Exercise prompt | Copy exactly the lines from the "Read this page and output its text content." line to the end, both included, and nothing else.

Information provided |
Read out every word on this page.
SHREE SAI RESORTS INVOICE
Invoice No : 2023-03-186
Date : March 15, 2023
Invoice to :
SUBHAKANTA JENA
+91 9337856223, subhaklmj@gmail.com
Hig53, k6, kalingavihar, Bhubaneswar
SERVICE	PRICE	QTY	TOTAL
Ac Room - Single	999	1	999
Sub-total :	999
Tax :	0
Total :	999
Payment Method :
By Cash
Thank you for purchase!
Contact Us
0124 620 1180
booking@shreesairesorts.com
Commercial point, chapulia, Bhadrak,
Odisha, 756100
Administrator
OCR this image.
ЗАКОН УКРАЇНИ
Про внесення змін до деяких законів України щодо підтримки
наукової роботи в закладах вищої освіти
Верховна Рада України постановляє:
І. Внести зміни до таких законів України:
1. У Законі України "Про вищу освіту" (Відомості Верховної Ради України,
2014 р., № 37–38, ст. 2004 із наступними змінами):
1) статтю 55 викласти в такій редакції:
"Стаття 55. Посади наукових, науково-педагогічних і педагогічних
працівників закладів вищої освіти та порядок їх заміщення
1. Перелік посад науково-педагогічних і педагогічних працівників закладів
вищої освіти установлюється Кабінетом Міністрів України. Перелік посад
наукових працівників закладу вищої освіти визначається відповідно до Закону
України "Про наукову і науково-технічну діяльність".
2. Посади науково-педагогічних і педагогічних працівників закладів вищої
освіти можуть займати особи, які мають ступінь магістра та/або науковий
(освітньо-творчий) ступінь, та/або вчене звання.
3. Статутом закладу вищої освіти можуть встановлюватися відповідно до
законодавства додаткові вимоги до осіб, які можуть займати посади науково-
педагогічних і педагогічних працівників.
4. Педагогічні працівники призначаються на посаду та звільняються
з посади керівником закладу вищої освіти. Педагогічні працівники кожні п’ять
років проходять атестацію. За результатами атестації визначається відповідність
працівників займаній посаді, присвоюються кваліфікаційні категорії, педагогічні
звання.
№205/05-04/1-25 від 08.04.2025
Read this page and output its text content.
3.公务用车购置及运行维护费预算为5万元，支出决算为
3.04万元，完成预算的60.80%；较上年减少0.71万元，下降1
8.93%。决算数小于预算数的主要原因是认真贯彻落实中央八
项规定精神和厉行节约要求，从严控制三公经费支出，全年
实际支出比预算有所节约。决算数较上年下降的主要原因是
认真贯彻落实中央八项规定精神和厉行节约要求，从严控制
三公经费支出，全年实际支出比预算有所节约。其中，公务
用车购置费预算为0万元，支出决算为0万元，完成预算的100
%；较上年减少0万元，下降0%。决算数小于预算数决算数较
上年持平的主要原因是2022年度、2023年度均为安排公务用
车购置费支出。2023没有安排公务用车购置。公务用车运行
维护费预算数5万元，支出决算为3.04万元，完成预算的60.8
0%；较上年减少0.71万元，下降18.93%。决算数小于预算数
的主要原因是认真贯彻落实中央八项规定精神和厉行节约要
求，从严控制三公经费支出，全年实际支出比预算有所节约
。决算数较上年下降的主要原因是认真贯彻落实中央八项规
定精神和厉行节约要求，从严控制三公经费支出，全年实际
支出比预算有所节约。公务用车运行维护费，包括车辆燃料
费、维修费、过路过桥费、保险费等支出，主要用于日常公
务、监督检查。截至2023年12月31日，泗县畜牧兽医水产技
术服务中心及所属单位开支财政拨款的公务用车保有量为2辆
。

Complete answer |
Read this page and output its text content.
3.公务用车购置及运行维护费预算为5万元，支出决算为
3.04万元，完成预算的60.80%；较上年减少0.71万元，下降1
8.93%。决算数小于预算数的主要原因是认真贯彻落实中央八
项规定精神和厉行节约要求，从严控制三公经费支出，全年
实际支出比预算有所节约。决算数较上年下降的主要原因是
认真贯彻落实中央八项规定精神和厉行节约要求，从严控制
三公经费支出，全年实际支出比预算有所节约。其中，公务
用车购置费预算为0万元，支出决算为0万元，完成预算的100
%；较上年减少0万元，下降0%。决算数小于预算数决算数较
上年持平的主要原因是2022年度、2023年度均为安排公务用
车购置费支出。2023没有安排公务用车购置。公务用车运行
维护费预算数5万元，支出决算为3.04万元，完成预算的60.8
0%；较上年减少0.71万元，下降18.93%。决算数小于预算数
的主要原因是认真贯彻落实中央八项规定精神和厉行节约要
求，从严控制三公经费支出，全年实际支出比预算有所节约
。决算数较上年下降的主要原因是认真贯彻落实中央八项规
定精神和厉行节约要求，从严控制三公经费支出，全年实际
支出比预算有所节约。公务用车运行维护费，包括车辆燃料
费、维修费、过路过桥费、保险费等支出，主要用于日常公
务、监督检查。截至2023年12月31日，泗县畜牧兽医水产技
术服务中心及所属单位开支财政拨款的公务用车保有量为2辆
。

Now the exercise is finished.